▶ **WHAT NEEDS TO BE DONE**:
Transcribe the listing that follows in full, omitting pictures.

Records excerpted from a collection:

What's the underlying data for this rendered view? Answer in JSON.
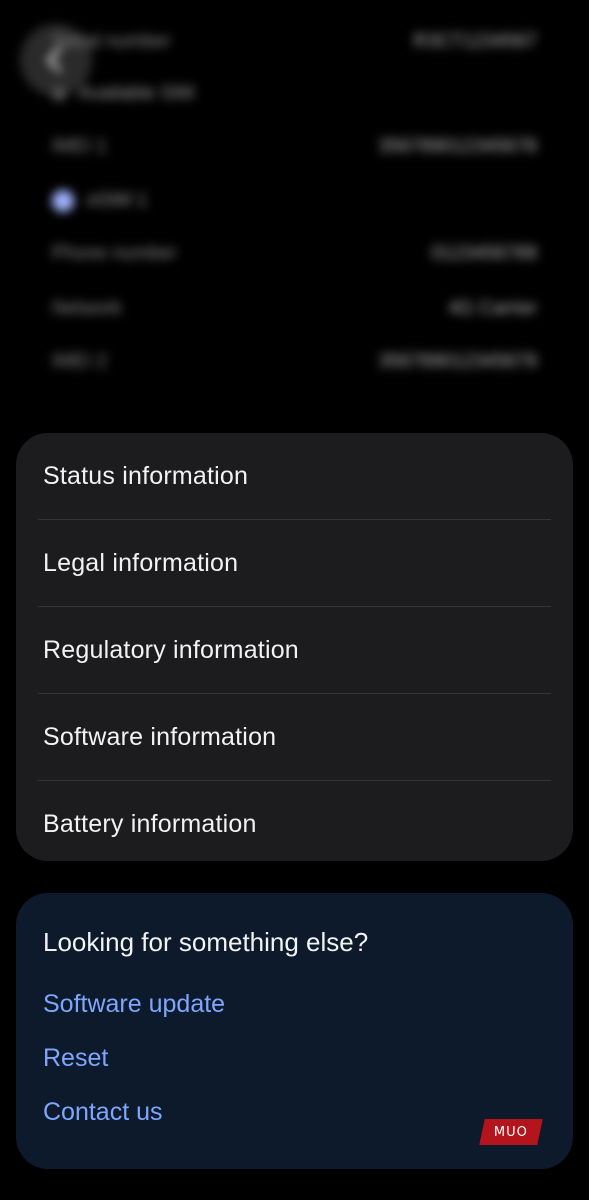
{
  "blurred_section": {
    "rows": [
      {
        "label": "Serial number",
        "value": "R3CT1234567"
      },
      {
        "label": "Available SIM",
        "value": ""
      },
      {
        "label": "IMEI 1",
        "value": "356789012345678"
      },
      {
        "label": "eSIM 1",
        "value": ""
      },
      {
        "label": "Phone number",
        "value": "0123456789"
      },
      {
        "label": "Network",
        "value": "4G Carrier"
      },
      {
        "label": "IMEI 2",
        "value": "356789012345679"
      }
    ]
  },
  "info_list": {
    "items": [
      {
        "label": "Status information"
      },
      {
        "label": "Legal information"
      },
      {
        "label": "Regulatory information"
      },
      {
        "label": "Software information"
      },
      {
        "label": "Battery information"
      }
    ]
  },
  "looking": {
    "title": "Looking for something else?",
    "links": [
      {
        "label": "Software update"
      },
      {
        "label": "Reset"
      },
      {
        "label": "Contact us"
      }
    ]
  },
  "watermark": {
    "text": "MUO"
  },
  "colors": {
    "background": "#000000",
    "card": "#1c1c1e",
    "looking_card": "#0d1a2b",
    "link": "#7ea6ff",
    "watermark": "#b4141c"
  }
}
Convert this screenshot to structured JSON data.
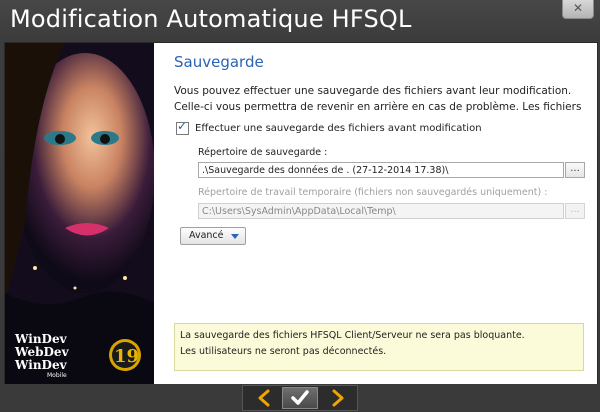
{
  "window": {
    "title": "Modification Automatique HFSQL",
    "close_icon": "close-icon"
  },
  "side_image": {
    "brand_lines": [
      "WinDev",
      "WebDev",
      "WinDev Mobile"
    ],
    "badge": "19"
  },
  "main": {
    "section_title": "Sauvegarde",
    "description_line1": "Vous pouvez effectuer une sauvegarde des fichiers avant leur modification.",
    "description_line2": "Celle-ci vous permettra de revenir en arrière en cas de problème. Les fichiers",
    "backup_checkbox": {
      "label": "Effectuer une sauvegarde des fichiers avant modification",
      "checked": true
    },
    "backup_dir": {
      "label": "Répertoire de sauvegarde :",
      "value": ".\\Sauvegarde des données de . (27-12-2014 17.38)\\",
      "browse_label": "..."
    },
    "temp_dir": {
      "label": "Répertoire de travail temporaire (fichiers non sauvegardés uniquement) :",
      "value": "C:\\Users\\SysAdmin\\AppData\\Local\\Temp\\",
      "browse_label": "...",
      "enabled": false
    },
    "advanced_button": "Avancé",
    "info_line1": "La sauvegarde des fichiers HFSQL Client/Serveur ne sera pas bloquante.",
    "info_line2": "Les utilisateurs ne seront pas déconnectés."
  },
  "navigation": {
    "prev_icon": "chevron-left-icon",
    "ok_icon": "checkmark-icon",
    "next_icon": "chevron-right-icon"
  },
  "colors": {
    "accent": "#2b63b5",
    "nav_arrow": "#f0a500",
    "info_bg": "#fbfbd9"
  }
}
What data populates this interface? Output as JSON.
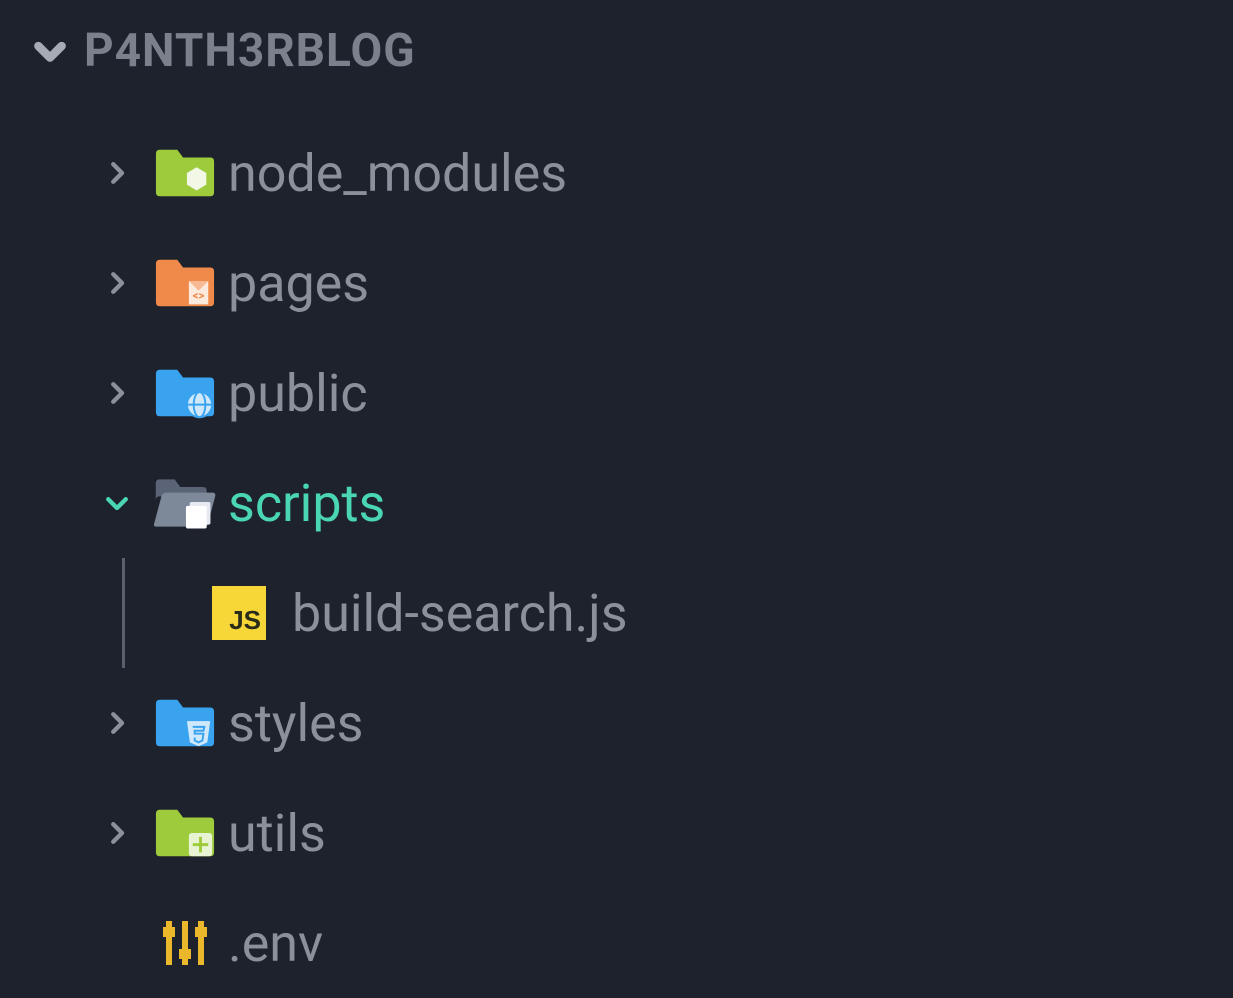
{
  "project": {
    "name": "P4NTH3RBLOG"
  },
  "tree": {
    "node_modules": {
      "label": "node_modules"
    },
    "pages": {
      "label": "pages"
    },
    "public": {
      "label": "public"
    },
    "scripts": {
      "label": "scripts"
    },
    "build_search": {
      "label": "build-search.js"
    },
    "styles": {
      "label": "styles"
    },
    "utils": {
      "label": "utils"
    },
    "env": {
      "label": ".env"
    }
  }
}
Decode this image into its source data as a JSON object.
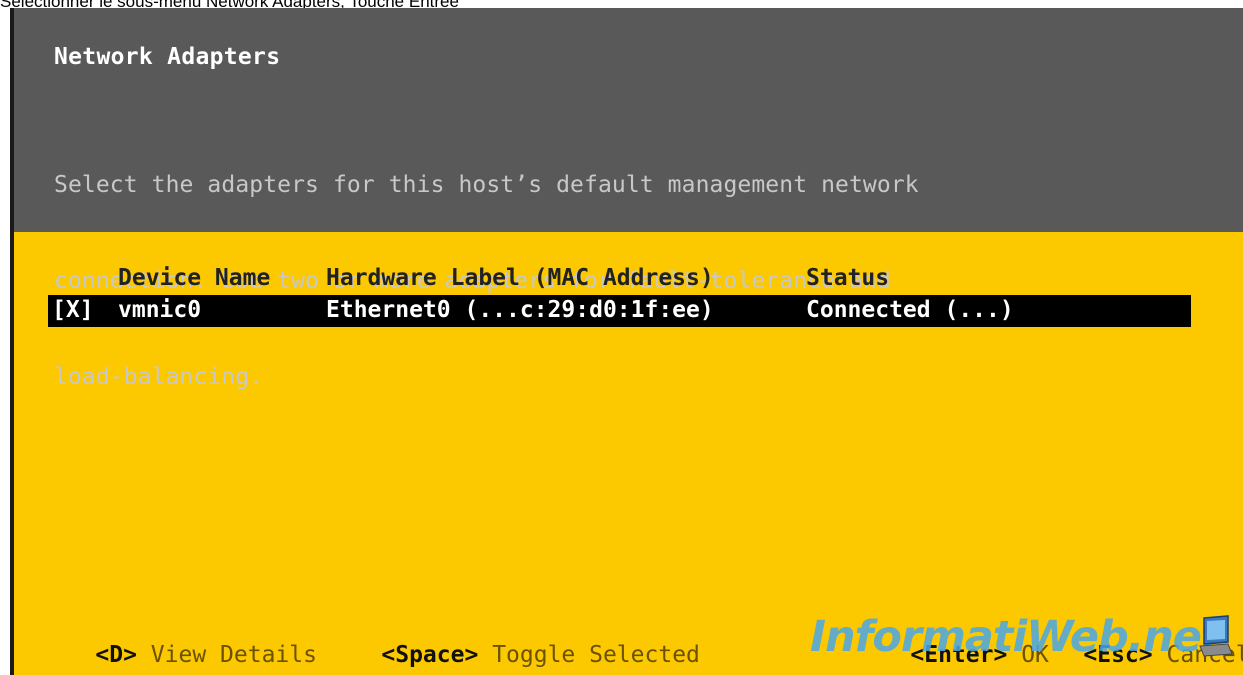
{
  "caption": "Sélectionner le sous-menu Network Adapters, Touche Entrée",
  "header": {
    "title": "Network Adapters",
    "description_lines": [
      "Select the adapters for this host’s default management network",
      "connection. Use two or more adapters for fault-tolerance and",
      "load-balancing."
    ]
  },
  "table": {
    "columns": [
      "Device Name",
      "Hardware Label (MAC Address)",
      "Status"
    ],
    "rows": [
      {
        "checkbox": "[X]",
        "device": "vmnic0",
        "hardware_label": "Ethernet0 (...c:29:d0:1f:ee)",
        "status": "Connected (...)"
      }
    ]
  },
  "footer": {
    "view_details_key": "<D>",
    "view_details_label": "View Details",
    "toggle_key": "<Space>",
    "toggle_label": "Toggle Selected",
    "ok_key": "<Enter>",
    "ok_label": "OK",
    "cancel_key": "<Esc>",
    "cancel_label": "Cancel"
  },
  "watermark": "InformatiWeb.net",
  "colors": {
    "header_bg": "#595959",
    "body_bg": "#fcc800",
    "selection_bg": "#000000",
    "watermark": "#4aa8e8"
  }
}
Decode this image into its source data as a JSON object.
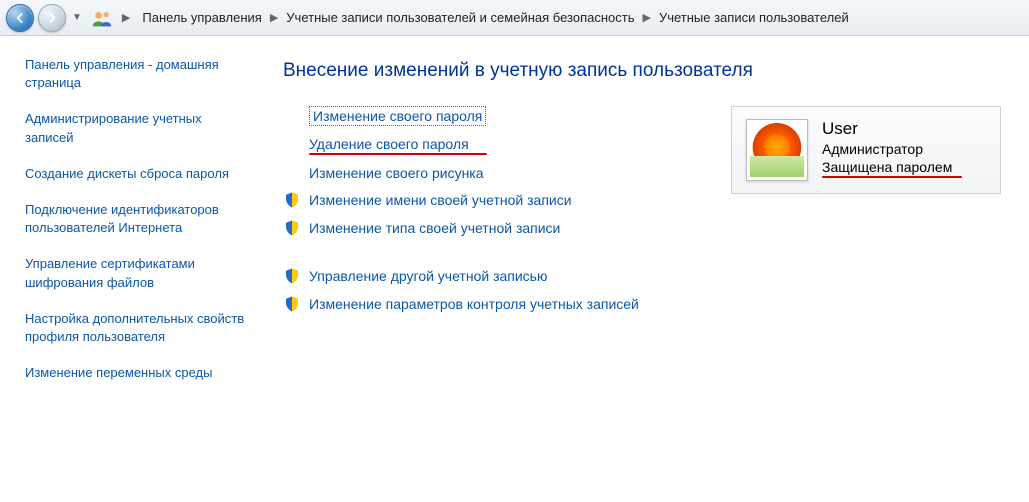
{
  "breadcrumb": {
    "items": [
      "Панель управления",
      "Учетные записи пользователей и семейная безопасность",
      "Учетные записи пользователей"
    ]
  },
  "sidebar": {
    "items": [
      "Панель управления - домашняя страница",
      "Администрирование учетных записей",
      "Создание дискеты сброса пароля",
      "Подключение идентификаторов пользователей Интернета",
      "Управление сертификатами шифрования файлов",
      "Настройка дополнительных свойств профиля пользователя",
      "Изменение переменных среды"
    ]
  },
  "main": {
    "heading": "Внесение изменений в учетную запись пользователя",
    "actions": [
      {
        "label": "Изменение своего пароля"
      },
      {
        "label": "Удаление своего пароля"
      },
      {
        "label": "Изменение своего рисунка"
      },
      {
        "label": "Изменение имени своей учетной записи"
      },
      {
        "label": "Изменение типа своей учетной записи"
      },
      {
        "label": "Управление другой учетной записью"
      },
      {
        "label": "Изменение параметров контроля учетных записей"
      }
    ],
    "account": {
      "name": "User",
      "role": "Администратор",
      "protected": "Защищена паролем"
    }
  }
}
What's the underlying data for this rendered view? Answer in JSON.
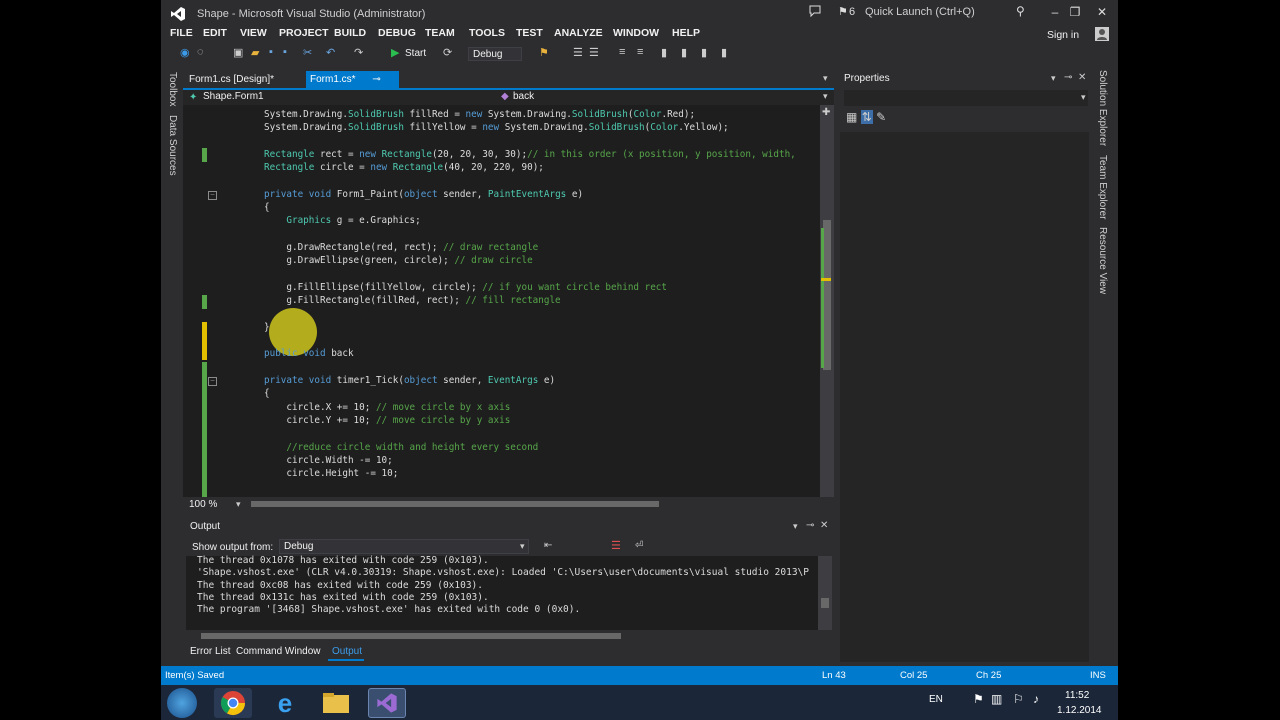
{
  "window": {
    "title": "Shape - Microsoft Visual Studio (Administrator)",
    "notifications": "6",
    "quick_launch_placeholder": "Quick Launch (Ctrl+Q)",
    "sign_in": "Sign in"
  },
  "menu": [
    "FILE",
    "EDIT",
    "VIEW",
    "PROJECT",
    "BUILD",
    "DEBUG",
    "TEAM",
    "TOOLS",
    "TEST",
    "ANALYZE",
    "WINDOW",
    "HELP"
  ],
  "toolbar": {
    "start_label": "Start",
    "config_value": "Debug"
  },
  "left_strip": {
    "toolbox": "Toolbox",
    "data_sources": "Data Sources"
  },
  "tabs": [
    {
      "label": "Form1.cs [Design]*"
    },
    {
      "label": "Form1.cs*"
    }
  ],
  "nav": {
    "class": "Shape.Form1",
    "member": "back"
  },
  "zoom": "100 %",
  "properties": {
    "title": "Properties"
  },
  "right_strip": {
    "solution_explorer": "Solution Explorer",
    "team_explorer": "Team Explorer",
    "resource_view": "Resource View"
  },
  "output": {
    "title": "Output",
    "show_from_label": "Show output from:",
    "source": "Debug",
    "lines": [
      "The thread 0x1078 has exited with code 259 (0x103).",
      "'Shape.vshost.exe' (CLR v4.0.30319: Shape.vshost.exe): Loaded 'C:\\Users\\user\\documents\\visual studio 2013\\P",
      "The thread 0xc08 has exited with code 259 (0x103).",
      "The thread 0x131c has exited with code 259 (0x103).",
      "The program '[3468] Shape.vshost.exe' has exited with code 0 (0x0)."
    ]
  },
  "bottom_tabs": [
    "Error List",
    "Command Window",
    "Output"
  ],
  "status": {
    "message": "Item(s) Saved",
    "ln": "Ln 43",
    "col": "Col 25",
    "ch": "Ch 25",
    "ins": "INS"
  },
  "taskbar": {
    "lang": "EN",
    "time": "11:52",
    "date": "1.12.2014"
  },
  "colors": {
    "accent": "#007acc",
    "background": "#2d2d30",
    "editor": "#1e1e1e",
    "keyword": "#569cd6",
    "type": "#4ec9b0",
    "comment": "#57a64a"
  }
}
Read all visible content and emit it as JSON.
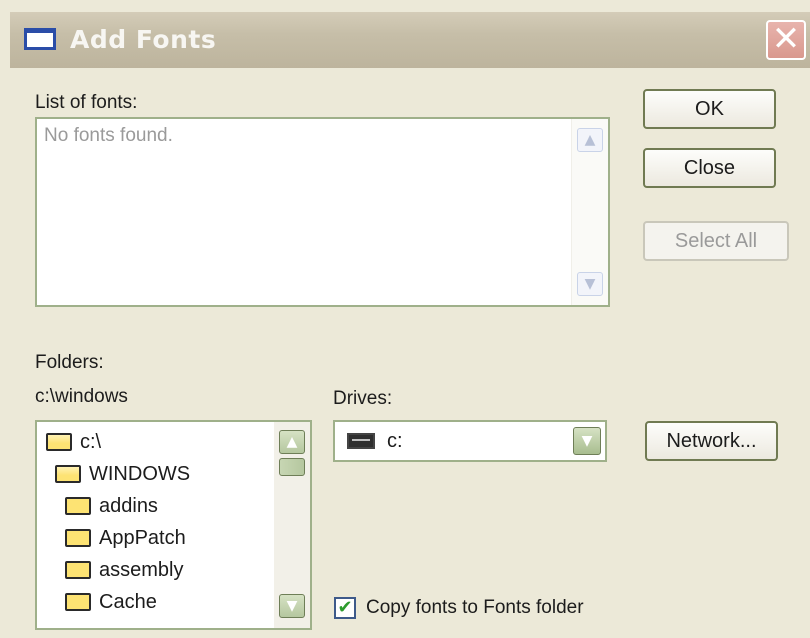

▶ **SOLUTION TO THIS EXERCISE**:
What's the underlying data for this rendered view? Answer in JSON.
{
  "blurred_section": {
    "rows": [
      {
        "label": "Serial number",
        "value": "R3CT1234567"
      },
      {
        "label": "Available SIM",
        "value": ""
      },
      {
        "label": "IMEI 1",
        "value": "356789012345678"
      },
      {
        "label": "eSIM 1",
        "value": ""
      },
      {
        "label": "Phone number",
        "value": "0123456789"
      },
      {
        "label": "Network",
        "value": "4G Carrier"
      },
      {
        "label": "IMEI 2",
        "value": "356789012345679"
      }
    ]
  },
  "info_list": {
    "items": [
      {
        "label": "Status information"
      },
      {
        "label": "Legal information"
      },
      {
        "label": "Regulatory information"
      },
      {
        "label": "Software information"
      },
      {
        "label": "Battery information"
      }
    ]
  },
  "looking": {
    "title": "Looking for something else?",
    "links": [
      {
        "label": "Software update"
      },
      {
        "label": "Reset"
      },
      {
        "label": "Contact us"
      }
    ]
  },
  "watermark": {
    "text": "MUO"
  },
  "colors": {
    "background": "#000000",
    "card": "#1c1c1e",
    "looking_card": "#0d1a2b",
    "link": "#7ea6ff",
    "watermark": "#b4141c"
  }
}
Convert this screenshot to structured JSON data.
{
  "window": {
    "title": "Modification Automatique HFSQL",
    "close_icon": "close-icon"
  },
  "side_image": {
    "brand_lines": [
      "WinDev",
      "WebDev",
      "WinDev Mobile"
    ],
    "badge": "19"
  },
  "main": {
    "section_title": "Sauvegarde",
    "description_line1": "Vous pouvez effectuer une sauvegarde des fichiers avant leur modification.",
    "description_line2": "Celle-ci vous permettra de revenir en arrière en cas de problème. Les fichiers",
    "backup_checkbox": {
      "label": "Effectuer une sauvegarde des fichiers avant modification",
      "checked": true
    },
    "backup_dir": {
      "label": "Répertoire de sauvegarde :",
      "value": ".\\Sauvegarde des données de . (27-12-2014 17.38)\\",
      "browse_label": "..."
    },
    "temp_dir": {
      "label": "Répertoire de travail temporaire (fichiers non sauvegardés uniquement) :",
      "value": "C:\\Users\\SysAdmin\\AppData\\Local\\Temp\\",
      "browse_label": "...",
      "enabled": false
    },
    "advanced_button": "Avancé",
    "info_line1": "La sauvegarde des fichiers HFSQL Client/Serveur ne sera pas bloquante.",
    "info_line2": "Les utilisateurs ne seront pas déconnectés."
  },
  "navigation": {
    "prev_icon": "chevron-left-icon",
    "ok_icon": "checkmark-icon",
    "next_icon": "chevron-right-icon"
  },
  "colors": {
    "accent": "#2b63b5",
    "nav_arrow": "#f0a500",
    "info_bg": "#fbfbd9"
  }
}
What data populates this interface? Output as JSON.
{
  "project": {
    "name": "P4NTH3RBLOG"
  },
  "tree": {
    "node_modules": {
      "label": "node_modules"
    },
    "pages": {
      "label": "pages"
    },
    "public": {
      "label": "public"
    },
    "scripts": {
      "label": "scripts"
    },
    "build_search": {
      "label": "build-search.js"
    },
    "styles": {
      "label": "styles"
    },
    "utils": {
      "label": "utils"
    },
    "env": {
      "label": ".env"
    }
  }
}
Decode this image into its source data as a JSON object.
{
  "caption": "Sélectionner le sous-menu Network Adapters, Touche Entrée",
  "header": {
    "title": "Network Adapters",
    "description_lines": [
      "Select the adapters for this host’s default management network",
      "connection. Use two or more adapters for fault-tolerance and",
      "load-balancing."
    ]
  },
  "table": {
    "columns": [
      "Device Name",
      "Hardware Label (MAC Address)",
      "Status"
    ],
    "rows": [
      {
        "checkbox": "[X]",
        "device": "vmnic0",
        "hardware_label": "Ethernet0 (...c:29:d0:1f:ee)",
        "status": "Connected (...)"
      }
    ]
  },
  "footer": {
    "view_details_key": "<D>",
    "view_details_label": "View Details",
    "toggle_key": "<Space>",
    "toggle_label": "Toggle Selected",
    "ok_key": "<Enter>",
    "ok_label": "OK",
    "cancel_key": "<Esc>",
    "cancel_label": "Cancel"
  },
  "watermark": "InformatiWeb.net",
  "colors": {
    "header_bg": "#595959",
    "body_bg": "#fcc800",
    "selection_bg": "#000000",
    "watermark": "#4aa8e8"
  }
}
Decode this image into its source data as a JSON object.
{
  "breadcrumb": {
    "items": [
      "Панель управления",
      "Учетные записи пользователей и семейная безопасность",
      "Учетные записи пользователей"
    ]
  },
  "sidebar": {
    "items": [
      "Панель управления - домашняя страница",
      "Администрирование учетных записей",
      "Создание дискеты сброса пароля",
      "Подключение идентификаторов пользователей Интернета",
      "Управление сертификатами шифрования файлов",
      "Настройка дополнительных свойств профиля пользователя",
      "Изменение переменных среды"
    ]
  },
  "main": {
    "heading": "Внесение изменений в учетную запись пользователя",
    "actions": [
      {
        "label": "Изменение своего пароля"
      },
      {
        "label": "Удаление своего пароля"
      },
      {
        "label": "Изменение своего рисунка"
      },
      {
        "label": "Изменение имени своей учетной записи"
      },
      {
        "label": "Изменение типа своей учетной записи"
      },
      {
        "label": "Управление другой учетной записью"
      },
      {
        "label": "Изменение параметров контроля учетных записей"
      }
    ],
    "account": {
      "name": "User",
      "role": "Администратор",
      "protected": "Защищена паролем"
    }
  }
}
What's the underlying data for this rendered view? Answer in JSON.
{
  "window": {
    "title": "Shape - Microsoft Visual Studio (Administrator)",
    "notifications": "6",
    "quick_launch_placeholder": "Quick Launch (Ctrl+Q)",
    "sign_in": "Sign in"
  },
  "menu": [
    "FILE",
    "EDIT",
    "VIEW",
    "PROJECT",
    "BUILD",
    "DEBUG",
    "TEAM",
    "TOOLS",
    "TEST",
    "ANALYZE",
    "WINDOW",
    "HELP"
  ],
  "toolbar": {
    "start_label": "Start",
    "config_value": "Debug"
  },
  "left_strip": {
    "toolbox": "Toolbox",
    "data_sources": "Data Sources"
  },
  "tabs": [
    {
      "label": "Form1.cs [Design]*"
    },
    {
      "label": "Form1.cs*"
    }
  ],
  "nav": {
    "class": "Shape.Form1",
    "member": "back"
  },
  "zoom": "100 %",
  "properties": {
    "title": "Properties"
  },
  "right_strip": {
    "solution_explorer": "Solution Explorer",
    "team_explorer": "Team Explorer",
    "resource_view": "Resource View"
  },
  "output": {
    "title": "Output",
    "show_from_label": "Show output from:",
    "source": "Debug",
    "lines": [
      "The thread 0x1078 has exited with code 259 (0x103).",
      "'Shape.vshost.exe' (CLR v4.0.30319: Shape.vshost.exe): Loaded 'C:\\Users\\user\\documents\\visual studio 2013\\P",
      "The thread 0xc08 has exited with code 259 (0x103).",
      "The thread 0x131c has exited with code 259 (0x103).",
      "The program '[3468] Shape.vshost.exe' has exited with code 0 (0x0)."
    ]
  },
  "bottom_tabs": [
    "Error List",
    "Command Window",
    "Output"
  ],
  "status": {
    "message": "Item(s) Saved",
    "ln": "Ln 43",
    "col": "Col 25",
    "ch": "Ch 25",
    "ins": "INS"
  },
  "taskbar": {
    "lang": "EN",
    "time": "11:52",
    "date": "1.12.2014"
  },
  "colors": {
    "accent": "#007acc",
    "background": "#2d2d30",
    "editor": "#1e1e1e",
    "keyword": "#569cd6",
    "type": "#4ec9b0",
    "comment": "#57a64a"
  }
}
Read all visible content and emit it as JSON.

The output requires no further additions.